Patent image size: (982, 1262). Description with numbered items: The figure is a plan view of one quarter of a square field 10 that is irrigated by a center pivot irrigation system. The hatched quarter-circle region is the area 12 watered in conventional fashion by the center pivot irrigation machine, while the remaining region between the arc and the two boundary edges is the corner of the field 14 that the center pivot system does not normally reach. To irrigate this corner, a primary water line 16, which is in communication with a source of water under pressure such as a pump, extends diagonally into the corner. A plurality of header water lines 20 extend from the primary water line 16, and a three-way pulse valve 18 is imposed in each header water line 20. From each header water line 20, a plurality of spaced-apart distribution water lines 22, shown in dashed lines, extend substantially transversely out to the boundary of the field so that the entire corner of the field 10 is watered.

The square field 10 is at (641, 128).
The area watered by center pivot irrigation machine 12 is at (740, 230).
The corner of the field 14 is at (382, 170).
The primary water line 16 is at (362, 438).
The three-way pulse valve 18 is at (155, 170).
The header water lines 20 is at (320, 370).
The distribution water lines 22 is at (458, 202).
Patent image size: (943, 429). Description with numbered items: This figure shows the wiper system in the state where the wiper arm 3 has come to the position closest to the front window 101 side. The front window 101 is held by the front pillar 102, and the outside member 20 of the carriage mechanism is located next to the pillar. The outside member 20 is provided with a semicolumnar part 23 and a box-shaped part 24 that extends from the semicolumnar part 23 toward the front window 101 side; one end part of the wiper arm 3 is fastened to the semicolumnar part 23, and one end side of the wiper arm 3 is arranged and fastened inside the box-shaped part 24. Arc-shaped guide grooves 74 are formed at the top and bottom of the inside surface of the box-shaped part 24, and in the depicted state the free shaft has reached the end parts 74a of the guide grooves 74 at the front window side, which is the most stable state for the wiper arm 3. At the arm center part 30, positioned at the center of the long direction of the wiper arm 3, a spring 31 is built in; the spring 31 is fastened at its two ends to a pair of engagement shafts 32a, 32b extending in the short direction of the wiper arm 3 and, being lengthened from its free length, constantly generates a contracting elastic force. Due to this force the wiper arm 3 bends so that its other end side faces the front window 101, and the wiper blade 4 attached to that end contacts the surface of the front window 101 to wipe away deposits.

★ ★ ★

Exercise
Arrange every line of the material above as a numbered list, leaving out the blank lines.

Response to this exercise
1. Patent image size: (982, 1262). Description with numbered items: The figure is a plan view of one quarter of a square field 10 that is irrigated by a center pivot irrigation system. The hatched quarter-circle region is the area 12 watered in conventional fashion by the center pivot irrigation machine, while the remaining region between the arc and the two boundary edges is the corner of the field 14 that the center pivot system does not normally reach. To irrigate this corner, a primary water line 16, which is in communication with a source of water under pressure such as a pump, extends diagonally into the corner. A plurality of header water lines 20 extend from the primary water line 16, and a three-way pulse valve 18 is imposed in each header water line 20. From each header water line 20, a plurality of spaced-apart distribution water lines 22, shown in dashed lines, extend substantially transversely out to the boundary of the field so that the entire corner of the field 10 is watered.
2. The square field 10 is at (641, 128).
3. The area watered by center pivot irrigation machine 12 is at (740, 230).
4. The corner of the field 14 is at (382, 170).
5. The primary water line 16 is at (362, 438).
6. The three-way pulse valve 18 is at (155, 170).
7. The header water lines 20 is at (320, 370).
8. The distribution water lines 22 is at (458, 202).
9. Patent image size: (943, 429). Description with numbered items: This figure shows the wiper system in the state where the wiper arm 3 has come to the position closest to the front window 101 side. The front window 101 is held by the front pillar 102, and the outside member 20 of the carriage mechanism is located next to the pillar. The outside member 20 is provided with a semicolumnar part 23 and a box-shaped part 24 that extends from the semicolumnar part 23 toward the front window 101 side; one end part of the wiper arm 3 is fastened to the semicolumnar part 23, and one end side of the wiper arm 3 is arranged and fastened inside the box-shaped part 24. Arc-shaped guide grooves 74 are formed at the top and bottom of the inside surface of the box-shaped part 24, and in the depicted state the free shaft has reached the end parts 74a of the guide grooves 74 at the front window side, which is the most stable state for the wiper arm 3. At the arm center part 30, positioned at the center of the long direction of the wiper arm 3, a spring 31 is built in; the spring 31 is fastened at its two ends to a pair of engagement shafts 32a, 32b extending in the short direction of the wiper arm 3 and, being lengthened from its free length, constantly generates a contracting elastic force. Due to this force the wiper arm 3 bends so that its other end side faces the front window 101, and the wiper blade 4 attached to that end contacts the surface of the front window 101 to wipe away deposits.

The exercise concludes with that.